PROBLEM DETAILS:
Your task is to extract every line from the material below exactly.

+++ WORKING DATA

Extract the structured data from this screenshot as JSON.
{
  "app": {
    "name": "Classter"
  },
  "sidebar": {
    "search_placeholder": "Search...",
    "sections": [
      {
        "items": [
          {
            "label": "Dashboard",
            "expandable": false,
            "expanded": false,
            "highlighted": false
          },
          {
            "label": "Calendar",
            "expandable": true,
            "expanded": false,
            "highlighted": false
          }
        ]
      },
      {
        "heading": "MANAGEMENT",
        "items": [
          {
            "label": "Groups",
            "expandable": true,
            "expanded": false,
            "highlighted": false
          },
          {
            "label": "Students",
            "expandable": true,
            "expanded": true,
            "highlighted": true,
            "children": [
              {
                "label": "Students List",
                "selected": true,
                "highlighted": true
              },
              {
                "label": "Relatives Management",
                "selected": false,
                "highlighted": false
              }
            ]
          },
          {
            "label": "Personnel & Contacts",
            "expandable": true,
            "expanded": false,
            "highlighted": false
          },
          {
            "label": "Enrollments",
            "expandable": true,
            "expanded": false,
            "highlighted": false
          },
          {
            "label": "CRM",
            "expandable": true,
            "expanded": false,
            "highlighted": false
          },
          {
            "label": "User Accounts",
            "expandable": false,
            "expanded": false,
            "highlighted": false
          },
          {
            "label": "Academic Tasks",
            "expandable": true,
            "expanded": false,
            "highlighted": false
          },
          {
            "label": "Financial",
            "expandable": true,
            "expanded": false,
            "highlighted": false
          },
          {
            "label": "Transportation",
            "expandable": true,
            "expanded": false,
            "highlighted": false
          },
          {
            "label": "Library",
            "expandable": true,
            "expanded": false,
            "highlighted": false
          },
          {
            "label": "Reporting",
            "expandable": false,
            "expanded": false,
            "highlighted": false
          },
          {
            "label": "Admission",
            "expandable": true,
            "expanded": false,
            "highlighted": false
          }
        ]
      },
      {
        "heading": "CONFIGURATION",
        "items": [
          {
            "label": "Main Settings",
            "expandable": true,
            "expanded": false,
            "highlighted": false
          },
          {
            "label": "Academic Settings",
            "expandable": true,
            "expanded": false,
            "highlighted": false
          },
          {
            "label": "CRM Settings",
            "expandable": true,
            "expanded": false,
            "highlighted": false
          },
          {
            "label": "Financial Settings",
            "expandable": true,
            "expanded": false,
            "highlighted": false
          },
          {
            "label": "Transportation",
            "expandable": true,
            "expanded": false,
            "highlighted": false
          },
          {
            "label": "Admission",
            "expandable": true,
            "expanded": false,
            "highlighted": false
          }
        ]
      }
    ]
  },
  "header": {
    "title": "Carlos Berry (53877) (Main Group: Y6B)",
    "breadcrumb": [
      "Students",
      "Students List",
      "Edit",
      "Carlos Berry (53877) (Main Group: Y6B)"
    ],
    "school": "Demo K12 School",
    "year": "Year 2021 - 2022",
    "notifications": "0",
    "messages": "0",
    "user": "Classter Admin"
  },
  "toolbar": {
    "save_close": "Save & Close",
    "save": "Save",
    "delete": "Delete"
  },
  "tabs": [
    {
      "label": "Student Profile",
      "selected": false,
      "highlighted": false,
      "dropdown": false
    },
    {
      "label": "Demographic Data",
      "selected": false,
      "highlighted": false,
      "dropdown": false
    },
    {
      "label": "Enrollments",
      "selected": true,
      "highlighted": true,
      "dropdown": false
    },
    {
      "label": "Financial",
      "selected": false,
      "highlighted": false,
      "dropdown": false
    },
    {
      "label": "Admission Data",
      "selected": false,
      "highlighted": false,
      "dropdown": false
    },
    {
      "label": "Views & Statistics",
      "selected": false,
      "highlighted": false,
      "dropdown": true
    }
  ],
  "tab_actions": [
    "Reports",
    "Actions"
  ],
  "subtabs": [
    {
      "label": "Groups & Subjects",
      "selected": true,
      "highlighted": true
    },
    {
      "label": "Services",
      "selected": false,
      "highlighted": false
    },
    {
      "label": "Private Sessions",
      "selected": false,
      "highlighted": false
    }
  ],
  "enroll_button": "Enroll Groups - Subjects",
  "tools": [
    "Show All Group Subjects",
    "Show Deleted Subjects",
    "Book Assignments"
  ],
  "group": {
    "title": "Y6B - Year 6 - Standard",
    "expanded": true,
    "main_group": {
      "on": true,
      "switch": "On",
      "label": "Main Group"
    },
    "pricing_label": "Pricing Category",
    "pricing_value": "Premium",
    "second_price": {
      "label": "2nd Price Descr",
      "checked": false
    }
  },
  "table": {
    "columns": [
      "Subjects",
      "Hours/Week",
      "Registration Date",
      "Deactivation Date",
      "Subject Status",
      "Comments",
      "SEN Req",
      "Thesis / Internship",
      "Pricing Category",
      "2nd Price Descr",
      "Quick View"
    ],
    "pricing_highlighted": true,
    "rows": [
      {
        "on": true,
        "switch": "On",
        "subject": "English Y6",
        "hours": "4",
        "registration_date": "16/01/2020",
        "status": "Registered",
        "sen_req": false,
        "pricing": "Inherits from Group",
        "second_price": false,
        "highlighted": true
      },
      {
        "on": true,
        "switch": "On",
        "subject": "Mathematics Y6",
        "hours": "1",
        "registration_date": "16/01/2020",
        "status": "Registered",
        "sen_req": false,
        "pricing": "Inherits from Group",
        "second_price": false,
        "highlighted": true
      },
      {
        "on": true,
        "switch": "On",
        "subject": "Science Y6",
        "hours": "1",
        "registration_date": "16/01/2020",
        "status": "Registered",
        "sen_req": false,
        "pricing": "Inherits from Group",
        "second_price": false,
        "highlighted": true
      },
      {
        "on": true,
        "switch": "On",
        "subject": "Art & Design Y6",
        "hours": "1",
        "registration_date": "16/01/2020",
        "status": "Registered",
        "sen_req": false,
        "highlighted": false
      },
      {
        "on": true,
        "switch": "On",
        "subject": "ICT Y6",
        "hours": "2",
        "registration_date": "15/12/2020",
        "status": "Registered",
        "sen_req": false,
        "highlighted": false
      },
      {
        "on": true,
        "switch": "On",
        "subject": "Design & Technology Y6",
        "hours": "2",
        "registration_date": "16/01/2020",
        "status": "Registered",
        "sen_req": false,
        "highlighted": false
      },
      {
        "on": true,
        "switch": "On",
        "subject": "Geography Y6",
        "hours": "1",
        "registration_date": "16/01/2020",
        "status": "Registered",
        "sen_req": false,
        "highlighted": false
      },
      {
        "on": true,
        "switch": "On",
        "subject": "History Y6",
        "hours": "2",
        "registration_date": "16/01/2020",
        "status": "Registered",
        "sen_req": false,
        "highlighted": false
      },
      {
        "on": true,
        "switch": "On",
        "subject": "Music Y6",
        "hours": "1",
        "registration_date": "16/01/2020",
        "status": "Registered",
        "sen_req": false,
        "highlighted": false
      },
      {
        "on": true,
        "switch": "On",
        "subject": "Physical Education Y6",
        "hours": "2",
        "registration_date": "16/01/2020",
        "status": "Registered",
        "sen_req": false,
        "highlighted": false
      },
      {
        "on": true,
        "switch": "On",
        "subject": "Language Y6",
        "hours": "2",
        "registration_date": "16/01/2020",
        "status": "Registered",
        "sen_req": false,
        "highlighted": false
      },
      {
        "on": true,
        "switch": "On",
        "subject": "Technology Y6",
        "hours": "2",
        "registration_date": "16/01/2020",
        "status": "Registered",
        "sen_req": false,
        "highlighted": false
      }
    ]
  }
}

++++++

TASK ANSWER:
Extract the structured data from this screenshot as JSON.
{
  "app": {
    "name": "Classter"
  },
  "sidebar": {
    "search_placeholder": "Search...",
    "sections": [
      {
        "items": [
          {
            "label": "Dashboard",
            "expandable": false,
            "expanded": false,
            "highlighted": false
          },
          {
            "label": "Calendar",
            "expandable": true,
            "expanded": false,
            "highlighted": false
          }
        ]
      },
      {
        "heading": "MANAGEMENT",
        "items": [
          {
            "label": "Groups",
            "expandable": true,
            "expanded": false,
            "highlighted": false
          },
          {
            "label": "Students",
            "expandable": true,
            "expanded": true,
            "highlighted": true,
            "children": [
              {
                "label": "Students List",
                "selected": true,
                "highlighted": true
              },
              {
                "label": "Relatives Management",
                "selected": false,
                "highlighted": false
              }
            ]
          },
          {
            "label": "Personnel & Contacts",
            "expandable": true,
            "expanded": false,
            "highlighted": false
          },
          {
            "label": "Enrollments",
            "expandable": true,
            "expanded": false,
            "highlighted": false
          },
          {
            "label": "CRM",
            "expandable": true,
            "expanded": false,
            "highlighted": false
          },
          {
            "label": "User Accounts",
            "expandable": false,
            "expanded": false,
            "highlighted": false
          },
          {
            "label": "Academic Tasks",
            "expandable": true,
            "expanded": false,
            "highlighted": false
          },
          {
            "label": "Financial",
            "expandable": true,
            "expanded": false,
            "highlighted": false
          },
          {
            "label": "Transportation",
            "expandable": true,
            "expanded": false,
            "highlighted": false
          },
          {
            "label": "Library",
            "expandable": true,
            "expanded": false,
            "highlighted": false
          },
          {
            "label": "Reporting",
            "expandable": false,
            "expanded": false,
            "highlighted": false
          },
          {
            "label": "Admission",
            "expandable": true,
            "expanded": false,
            "highlighted": false
          }
        ]
      },
      {
        "heading": "CONFIGURATION",
        "items": [
          {
            "label": "Main Settings",
            "expandable": true,
            "expanded": false,
            "highlighted": false
          },
          {
            "label": "Academic Settings",
            "expandable": true,
            "expanded": false,
            "highlighted": false
          },
          {
            "label": "CRM Settings",
            "expandable": true,
            "expanded": false,
            "highlighted": false
          },
          {
            "label": "Financial Settings",
            "expandable": true,
            "expanded": false,
            "highlighted": false
          },
          {
            "label": "Transportation",
            "expandable": true,
            "expanded": false,
            "highlighted": false
          },
          {
            "label": "Admission",
            "expandable": true,
            "expanded": false,
            "highlighted": false
          }
        ]
      }
    ]
  },
  "header": {
    "title": "Carlos Berry (53877) (Main Group: Y6B)",
    "breadcrumb": [
      "Students",
      "Students List",
      "Edit",
      "Carlos Berry (53877) (Main Group: Y6B)"
    ],
    "school": "Demo K12 School",
    "year": "Year 2021 - 2022",
    "notifications": "0",
    "messages": "0",
    "user": "Classter Admin"
  },
  "toolbar": {
    "save_close": "Save & Close",
    "save": "Save",
    "delete": "Delete"
  },
  "tabs": [
    {
      "label": "Student Profile",
      "selected": false,
      "highlighted": false,
      "dropdown": false
    },
    {
      "label": "Demographic Data",
      "selected": false,
      "highlighted": false,
      "dropdown": false
    },
    {
      "label": "Enrollments",
      "selected": true,
      "highlighted": true,
      "dropdown": false
    },
    {
      "label": "Financial",
      "selected": false,
      "highlighted": false,
      "dropdown": false
    },
    {
      "label": "Admission Data",
      "selected": false,
      "highlighted": false,
      "dropdown": false
    },
    {
      "label": "Views & Statistics",
      "selected": false,
      "highlighted": false,
      "dropdown": true
    }
  ],
  "tab_actions": [
    "Reports",
    "Actions"
  ],
  "subtabs": [
    {
      "label": "Groups & Subjects",
      "selected": true,
      "highlighted": true
    },
    {
      "label": "Services",
      "selected": false,
      "highlighted": false
    },
    {
      "label": "Private Sessions",
      "selected": false,
      "highlighted": false
    }
  ],
  "enroll_button": "Enroll Groups - Subjects",
  "tools": [
    "Show All Group Subjects",
    "Show Deleted Subjects",
    "Book Assignments"
  ],
  "group": {
    "title": "Y6B - Year 6 - Standard",
    "expanded": true,
    "main_group": {
      "on": true,
      "switch": "On",
      "label": "Main Group"
    },
    "pricing_label": "Pricing Category",
    "pricing_value": "Premium",
    "second_price": {
      "label": "2nd Price Descr",
      "checked": false
    }
  },
  "table": {
    "columns": [
      "Subjects",
      "Hours/Week",
      "Registration Date",
      "Deactivation Date",
      "Subject Status",
      "Comments",
      "SEN Req",
      "Thesis / Internship",
      "Pricing Category",
      "2nd Price Descr",
      "Quick View"
    ],
    "pricing_highlighted": true,
    "rows": [
      {
        "on": true,
        "switch": "On",
        "subject": "English Y6",
        "hours": "4",
        "registration_date": "16/01/2020",
        "status": "Registered",
        "sen_req": false,
        "pricing": "Inherits from Group",
        "second_price": false,
        "highlighted": true
      },
      {
        "on": true,
        "switch": "On",
        "subject": "Mathematics Y6",
        "hours": "1",
        "registration_date": "16/01/2020",
        "status": "Registered",
        "sen_req": false,
        "pricing": "Inherits from Group",
        "second_price": false,
        "highlighted": true
      },
      {
        "on": true,
        "switch": "On",
        "subject": "Science Y6",
        "hours": "1",
        "registration_date": "16/01/2020",
        "status": "Registered",
        "sen_req": false,
        "pricing": "Inherits from Group",
        "second_price": false,
        "highlighted": true
      },
      {
        "on": true,
        "switch": "On",
        "subject": "Art & Design Y6",
        "hours": "1",
        "registration_date": "16/01/2020",
        "status": "Registered",
        "sen_req": false,
        "highlighted": false
      },
      {
        "on": true,
        "switch": "On",
        "subject": "ICT Y6",
        "hours": "2",
        "registration_date": "15/12/2020",
        "status": "Registered",
        "sen_req": false,
        "highlighted": false
      },
      {
        "on": true,
        "switch": "On",
        "subject": "Design & Technology Y6",
        "hours": "2",
        "registration_date": "16/01/2020",
        "status": "Registered",
        "sen_req": false,
        "highlighted": false
      },
      {
        "on": true,
        "switch": "On",
        "subject": "Geography Y6",
        "hours": "1",
        "registration_date": "16/01/2020",
        "status": "Registered",
        "sen_req": false,
        "highlighted": false
      },
      {
        "on": true,
        "switch": "On",
        "subject": "History Y6",
        "hours": "2",
        "registration_date": "16/01/2020",
        "status": "Registered",
        "sen_req": false,
        "highlighted": false
      },
      {
        "on": true,
        "switch": "On",
        "subject": "Music Y6",
        "hours": "1",
        "registration_date": "16/01/2020",
        "status": "Registered",
        "sen_req": false,
        "highlighted": false
      },
      {
        "on": true,
        "switch": "On",
        "subject": "Physical Education Y6",
        "hours": "2",
        "registration_date": "16/01/2020",
        "status": "Registered",
        "sen_req": false,
        "highlighted": false
      },
      {
        "on": true,
        "switch": "On",
        "subject": "Language Y6",
        "hours": "2",
        "registration_date": "16/01/2020",
        "status": "Registered",
        "sen_req": false,
        "highlighted": false
      },
      {
        "on": true,
        "switch": "On",
        "subject": "Technology Y6",
        "hours": "2",
        "registration_date": "16/01/2020",
        "status": "Registered",
        "sen_req": false,
        "highlighted": false
      }
    ]
  }
}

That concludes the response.